Stored data entries:
------
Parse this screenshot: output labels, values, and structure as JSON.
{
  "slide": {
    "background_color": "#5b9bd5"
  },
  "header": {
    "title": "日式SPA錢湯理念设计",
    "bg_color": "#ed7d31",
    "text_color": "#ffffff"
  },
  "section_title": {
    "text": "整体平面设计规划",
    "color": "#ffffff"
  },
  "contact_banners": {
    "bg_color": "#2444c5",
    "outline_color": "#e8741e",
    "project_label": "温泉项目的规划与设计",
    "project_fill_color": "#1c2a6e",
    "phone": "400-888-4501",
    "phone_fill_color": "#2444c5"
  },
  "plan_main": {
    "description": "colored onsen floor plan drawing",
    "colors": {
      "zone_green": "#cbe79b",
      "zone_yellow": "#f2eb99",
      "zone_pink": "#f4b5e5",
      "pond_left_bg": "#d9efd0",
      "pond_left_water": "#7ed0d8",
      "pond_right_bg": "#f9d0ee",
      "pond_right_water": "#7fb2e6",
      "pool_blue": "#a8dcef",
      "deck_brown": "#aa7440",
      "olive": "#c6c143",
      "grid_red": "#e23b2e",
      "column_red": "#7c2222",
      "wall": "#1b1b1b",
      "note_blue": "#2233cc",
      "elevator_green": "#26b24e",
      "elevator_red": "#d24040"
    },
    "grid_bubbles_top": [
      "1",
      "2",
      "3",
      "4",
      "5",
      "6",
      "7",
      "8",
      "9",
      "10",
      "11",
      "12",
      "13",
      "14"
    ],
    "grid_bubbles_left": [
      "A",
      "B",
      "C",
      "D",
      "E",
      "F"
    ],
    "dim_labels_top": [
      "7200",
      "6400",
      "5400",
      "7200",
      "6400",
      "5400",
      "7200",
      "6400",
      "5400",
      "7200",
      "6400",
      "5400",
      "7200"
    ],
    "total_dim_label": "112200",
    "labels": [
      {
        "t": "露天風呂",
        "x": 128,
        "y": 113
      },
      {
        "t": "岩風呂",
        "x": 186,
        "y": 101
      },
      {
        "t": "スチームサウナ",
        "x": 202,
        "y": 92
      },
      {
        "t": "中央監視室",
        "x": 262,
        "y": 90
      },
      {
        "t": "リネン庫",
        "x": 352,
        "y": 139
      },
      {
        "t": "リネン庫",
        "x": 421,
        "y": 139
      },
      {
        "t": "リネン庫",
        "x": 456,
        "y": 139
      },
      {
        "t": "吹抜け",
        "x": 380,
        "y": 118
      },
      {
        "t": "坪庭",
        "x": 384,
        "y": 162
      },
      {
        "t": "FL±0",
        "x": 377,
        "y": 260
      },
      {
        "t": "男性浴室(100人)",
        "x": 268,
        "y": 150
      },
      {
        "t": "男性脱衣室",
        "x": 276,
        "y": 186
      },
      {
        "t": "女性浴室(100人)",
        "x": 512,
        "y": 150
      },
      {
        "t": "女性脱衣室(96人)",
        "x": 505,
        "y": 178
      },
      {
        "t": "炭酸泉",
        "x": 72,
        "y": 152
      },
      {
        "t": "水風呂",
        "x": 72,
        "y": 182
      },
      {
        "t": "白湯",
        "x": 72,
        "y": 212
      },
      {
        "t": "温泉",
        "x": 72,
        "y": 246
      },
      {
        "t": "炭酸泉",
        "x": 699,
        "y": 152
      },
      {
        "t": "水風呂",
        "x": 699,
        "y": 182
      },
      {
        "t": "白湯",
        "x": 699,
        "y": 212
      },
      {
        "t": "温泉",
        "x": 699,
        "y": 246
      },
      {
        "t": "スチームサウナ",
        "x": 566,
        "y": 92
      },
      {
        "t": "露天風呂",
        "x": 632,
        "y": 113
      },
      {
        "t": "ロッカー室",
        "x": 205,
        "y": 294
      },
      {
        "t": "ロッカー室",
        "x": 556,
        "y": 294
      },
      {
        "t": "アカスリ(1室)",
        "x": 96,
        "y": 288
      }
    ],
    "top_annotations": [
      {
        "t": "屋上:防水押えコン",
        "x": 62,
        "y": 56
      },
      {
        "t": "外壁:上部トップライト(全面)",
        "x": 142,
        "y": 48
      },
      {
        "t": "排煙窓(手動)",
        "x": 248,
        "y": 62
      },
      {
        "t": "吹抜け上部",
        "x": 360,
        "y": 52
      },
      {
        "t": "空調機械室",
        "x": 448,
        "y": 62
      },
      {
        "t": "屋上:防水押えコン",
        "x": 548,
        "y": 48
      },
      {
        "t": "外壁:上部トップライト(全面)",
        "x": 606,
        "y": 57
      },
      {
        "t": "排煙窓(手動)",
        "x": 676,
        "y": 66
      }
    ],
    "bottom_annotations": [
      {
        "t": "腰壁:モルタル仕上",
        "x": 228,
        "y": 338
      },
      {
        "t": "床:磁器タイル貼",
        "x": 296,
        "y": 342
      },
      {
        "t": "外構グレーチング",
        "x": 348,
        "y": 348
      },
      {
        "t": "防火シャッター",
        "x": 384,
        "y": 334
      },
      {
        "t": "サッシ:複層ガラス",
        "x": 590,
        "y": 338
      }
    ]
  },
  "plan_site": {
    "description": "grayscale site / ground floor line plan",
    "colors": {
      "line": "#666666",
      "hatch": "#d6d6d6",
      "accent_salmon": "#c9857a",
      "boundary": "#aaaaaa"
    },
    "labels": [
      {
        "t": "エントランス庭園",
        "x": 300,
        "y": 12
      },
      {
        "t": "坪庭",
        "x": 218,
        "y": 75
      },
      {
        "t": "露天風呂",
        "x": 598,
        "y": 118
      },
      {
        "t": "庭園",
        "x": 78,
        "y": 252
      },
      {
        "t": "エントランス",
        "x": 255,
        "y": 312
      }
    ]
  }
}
------
Write out the records above again, keeping each one identical to the original.

=== Output below ===
Parse this screenshot: output labels, values, and structure as JSON.
{
  "slide": {
    "background_color": "#5b9bd5"
  },
  "header": {
    "title": "日式SPA錢湯理念设计",
    "bg_color": "#ed7d31",
    "text_color": "#ffffff"
  },
  "section_title": {
    "text": "整体平面设计规划",
    "color": "#ffffff"
  },
  "contact_banners": {
    "bg_color": "#2444c5",
    "outline_color": "#e8741e",
    "project_label": "温泉项目的规划与设计",
    "project_fill_color": "#1c2a6e",
    "phone": "400-888-4501",
    "phone_fill_color": "#2444c5"
  },
  "plan_main": {
    "description": "colored onsen floor plan drawing",
    "colors": {
      "zone_green": "#cbe79b",
      "zone_yellow": "#f2eb99",
      "zone_pink": "#f4b5e5",
      "pond_left_bg": "#d9efd0",
      "pond_left_water": "#7ed0d8",
      "pond_right_bg": "#f9d0ee",
      "pond_right_water": "#7fb2e6",
      "pool_blue": "#a8dcef",
      "deck_brown": "#aa7440",
      "olive": "#c6c143",
      "grid_red": "#e23b2e",
      "column_red": "#7c2222",
      "wall": "#1b1b1b",
      "note_blue": "#2233cc",
      "elevator_green": "#26b24e",
      "elevator_red": "#d24040"
    },
    "grid_bubbles_top": [
      "1",
      "2",
      "3",
      "4",
      "5",
      "6",
      "7",
      "8",
      "9",
      "10",
      "11",
      "12",
      "13",
      "14"
    ],
    "grid_bubbles_left": [
      "A",
      "B",
      "C",
      "D",
      "E",
      "F"
    ],
    "dim_labels_top": [
      "7200",
      "6400",
      "5400",
      "7200",
      "6400",
      "5400",
      "7200",
      "6400",
      "5400",
      "7200",
      "6400",
      "5400",
      "7200"
    ],
    "total_dim_label": "112200",
    "labels": [
      {
        "t": "露天風呂",
        "x": 128,
        "y": 113
      },
      {
        "t": "岩風呂",
        "x": 186,
        "y": 101
      },
      {
        "t": "スチームサウナ",
        "x": 202,
        "y": 92
      },
      {
        "t": "中央監視室",
        "x": 262,
        "y": 90
      },
      {
        "t": "リネン庫",
        "x": 352,
        "y": 139
      },
      {
        "t": "リネン庫",
        "x": 421,
        "y": 139
      },
      {
        "t": "リネン庫",
        "x": 456,
        "y": 139
      },
      {
        "t": "吹抜け",
        "x": 380,
        "y": 118
      },
      {
        "t": "坪庭",
        "x": 384,
        "y": 162
      },
      {
        "t": "FL±0",
        "x": 377,
        "y": 260
      },
      {
        "t": "男性浴室(100人)",
        "x": 268,
        "y": 150
      },
      {
        "t": "男性脱衣室",
        "x": 276,
        "y": 186
      },
      {
        "t": "女性浴室(100人)",
        "x": 512,
        "y": 150
      },
      {
        "t": "女性脱衣室(96人)",
        "x": 505,
        "y": 178
      },
      {
        "t": "炭酸泉",
        "x": 72,
        "y": 152
      },
      {
        "t": "水風呂",
        "x": 72,
        "y": 182
      },
      {
        "t": "白湯",
        "x": 72,
        "y": 212
      },
      {
        "t": "温泉",
        "x": 72,
        "y": 246
      },
      {
        "t": "炭酸泉",
        "x": 699,
        "y": 152
      },
      {
        "t": "水風呂",
        "x": 699,
        "y": 182
      },
      {
        "t": "白湯",
        "x": 699,
        "y": 212
      },
      {
        "t": "温泉",
        "x": 699,
        "y": 246
      },
      {
        "t": "スチームサウナ",
        "x": 566,
        "y": 92
      },
      {
        "t": "露天風呂",
        "x": 632,
        "y": 113
      },
      {
        "t": "ロッカー室",
        "x": 205,
        "y": 294
      },
      {
        "t": "ロッカー室",
        "x": 556,
        "y": 294
      },
      {
        "t": "アカスリ(1室)",
        "x": 96,
        "y": 288
      }
    ],
    "top_annotations": [
      {
        "t": "屋上:防水押えコン",
        "x": 62,
        "y": 56
      },
      {
        "t": "外壁:上部トップライト(全面)",
        "x": 142,
        "y": 48
      },
      {
        "t": "排煙窓(手動)",
        "x": 248,
        "y": 62
      },
      {
        "t": "吹抜け上部",
        "x": 360,
        "y": 52
      },
      {
        "t": "空調機械室",
        "x": 448,
        "y": 62
      },
      {
        "t": "屋上:防水押えコン",
        "x": 548,
        "y": 48
      },
      {
        "t": "外壁:上部トップライト(全面)",
        "x": 606,
        "y": 57
      },
      {
        "t": "排煙窓(手動)",
        "x": 676,
        "y": 66
      }
    ],
    "bottom_annotations": [
      {
        "t": "腰壁:モルタル仕上",
        "x": 228,
        "y": 338
      },
      {
        "t": "床:磁器タイル貼",
        "x": 296,
        "y": 342
      },
      {
        "t": "外構グレーチング",
        "x": 348,
        "y": 348
      },
      {
        "t": "防火シャッター",
        "x": 384,
        "y": 334
      },
      {
        "t": "サッシ:複層ガラス",
        "x": 590,
        "y": 338
      }
    ]
  },
  "plan_site": {
    "description": "grayscale site / ground floor line plan",
    "colors": {
      "line": "#666666",
      "hatch": "#d6d6d6",
      "accent_salmon": "#c9857a",
      "boundary": "#aaaaaa"
    },
    "labels": [
      {
        "t": "エントランス庭園",
        "x": 300,
        "y": 12
      },
      {
        "t": "坪庭",
        "x": 218,
        "y": 75
      },
      {
        "t": "露天風呂",
        "x": 598,
        "y": 118
      },
      {
        "t": "庭園",
        "x": 78,
        "y": 252
      },
      {
        "t": "エントランス",
        "x": 255,
        "y": 312
      }
    ]
  }
}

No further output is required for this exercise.